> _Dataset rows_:
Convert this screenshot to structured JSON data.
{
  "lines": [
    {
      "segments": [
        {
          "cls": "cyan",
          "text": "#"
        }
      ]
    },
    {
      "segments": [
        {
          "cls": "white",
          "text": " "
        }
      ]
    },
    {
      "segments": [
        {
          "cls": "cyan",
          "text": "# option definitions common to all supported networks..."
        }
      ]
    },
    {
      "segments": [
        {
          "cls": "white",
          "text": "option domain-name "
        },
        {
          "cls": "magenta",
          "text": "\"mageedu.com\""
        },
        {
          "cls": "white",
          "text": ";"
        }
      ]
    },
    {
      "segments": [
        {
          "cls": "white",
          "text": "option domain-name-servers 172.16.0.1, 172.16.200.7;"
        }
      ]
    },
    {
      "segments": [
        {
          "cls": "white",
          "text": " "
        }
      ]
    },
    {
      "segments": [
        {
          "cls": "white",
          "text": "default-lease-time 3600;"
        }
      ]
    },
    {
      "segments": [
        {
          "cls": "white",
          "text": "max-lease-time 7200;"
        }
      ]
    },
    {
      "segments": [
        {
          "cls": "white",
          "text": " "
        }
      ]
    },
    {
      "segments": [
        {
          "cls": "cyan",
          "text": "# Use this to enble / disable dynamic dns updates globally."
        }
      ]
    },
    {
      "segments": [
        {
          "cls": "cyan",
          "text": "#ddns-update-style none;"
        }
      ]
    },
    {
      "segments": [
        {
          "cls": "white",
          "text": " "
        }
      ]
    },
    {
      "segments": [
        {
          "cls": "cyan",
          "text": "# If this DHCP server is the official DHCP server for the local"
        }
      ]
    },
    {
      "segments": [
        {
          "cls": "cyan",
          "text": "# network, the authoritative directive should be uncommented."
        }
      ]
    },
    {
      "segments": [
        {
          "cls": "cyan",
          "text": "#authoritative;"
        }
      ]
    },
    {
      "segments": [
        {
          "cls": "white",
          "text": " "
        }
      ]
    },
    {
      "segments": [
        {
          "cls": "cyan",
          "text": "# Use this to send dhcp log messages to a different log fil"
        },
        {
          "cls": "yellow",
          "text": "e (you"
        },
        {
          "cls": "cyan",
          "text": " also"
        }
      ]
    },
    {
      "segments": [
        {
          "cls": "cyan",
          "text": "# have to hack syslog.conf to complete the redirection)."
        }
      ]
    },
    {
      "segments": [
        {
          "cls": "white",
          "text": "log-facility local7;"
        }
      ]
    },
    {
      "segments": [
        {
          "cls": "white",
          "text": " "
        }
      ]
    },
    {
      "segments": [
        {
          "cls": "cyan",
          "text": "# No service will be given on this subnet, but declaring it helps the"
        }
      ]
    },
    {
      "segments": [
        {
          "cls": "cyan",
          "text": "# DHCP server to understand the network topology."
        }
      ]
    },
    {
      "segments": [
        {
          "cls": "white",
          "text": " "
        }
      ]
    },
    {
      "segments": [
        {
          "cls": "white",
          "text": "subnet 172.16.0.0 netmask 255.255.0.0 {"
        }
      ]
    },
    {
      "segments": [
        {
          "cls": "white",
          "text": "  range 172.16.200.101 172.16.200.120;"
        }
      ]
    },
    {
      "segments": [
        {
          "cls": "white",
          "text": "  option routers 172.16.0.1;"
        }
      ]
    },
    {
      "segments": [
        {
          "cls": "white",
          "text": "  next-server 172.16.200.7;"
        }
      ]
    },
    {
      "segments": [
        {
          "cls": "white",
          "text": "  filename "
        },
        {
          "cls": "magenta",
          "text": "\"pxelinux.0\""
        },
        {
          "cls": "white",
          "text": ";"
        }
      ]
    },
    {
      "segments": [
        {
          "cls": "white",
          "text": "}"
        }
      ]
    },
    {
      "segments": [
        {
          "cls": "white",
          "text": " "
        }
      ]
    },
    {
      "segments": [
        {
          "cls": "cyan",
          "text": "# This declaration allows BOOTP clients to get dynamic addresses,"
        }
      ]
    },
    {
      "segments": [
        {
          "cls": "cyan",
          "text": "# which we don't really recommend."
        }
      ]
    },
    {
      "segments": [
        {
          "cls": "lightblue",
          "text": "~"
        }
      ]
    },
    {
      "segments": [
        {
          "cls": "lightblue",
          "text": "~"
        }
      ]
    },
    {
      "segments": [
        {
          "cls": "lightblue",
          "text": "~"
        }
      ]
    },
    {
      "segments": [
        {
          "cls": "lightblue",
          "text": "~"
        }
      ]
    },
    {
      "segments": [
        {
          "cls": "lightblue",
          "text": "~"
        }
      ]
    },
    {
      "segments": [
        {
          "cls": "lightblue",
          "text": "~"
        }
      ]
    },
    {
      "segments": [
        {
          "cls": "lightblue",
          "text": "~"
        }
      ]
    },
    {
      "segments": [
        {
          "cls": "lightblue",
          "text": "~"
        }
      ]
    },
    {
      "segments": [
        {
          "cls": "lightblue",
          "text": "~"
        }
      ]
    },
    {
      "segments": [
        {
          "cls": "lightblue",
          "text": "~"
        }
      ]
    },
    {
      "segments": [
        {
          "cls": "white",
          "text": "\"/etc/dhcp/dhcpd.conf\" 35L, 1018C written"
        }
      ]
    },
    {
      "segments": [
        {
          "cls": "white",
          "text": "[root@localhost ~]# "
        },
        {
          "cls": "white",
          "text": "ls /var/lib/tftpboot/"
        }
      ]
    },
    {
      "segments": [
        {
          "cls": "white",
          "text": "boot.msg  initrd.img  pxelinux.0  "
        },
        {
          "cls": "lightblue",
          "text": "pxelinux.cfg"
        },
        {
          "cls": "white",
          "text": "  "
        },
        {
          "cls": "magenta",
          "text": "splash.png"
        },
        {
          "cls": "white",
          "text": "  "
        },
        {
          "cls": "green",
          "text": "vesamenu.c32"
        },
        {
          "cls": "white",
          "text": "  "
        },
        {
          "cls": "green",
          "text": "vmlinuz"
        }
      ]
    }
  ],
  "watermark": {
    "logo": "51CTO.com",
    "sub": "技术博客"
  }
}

> _DESCRIPTION OF THE TASK_: Filter the data for the string "time" and copy every line that has it.

> _SOLUTION TO THE EXERCISE_:
          "text": "default-lease-time 3600;"
          "text": "max-lease-time 7200;"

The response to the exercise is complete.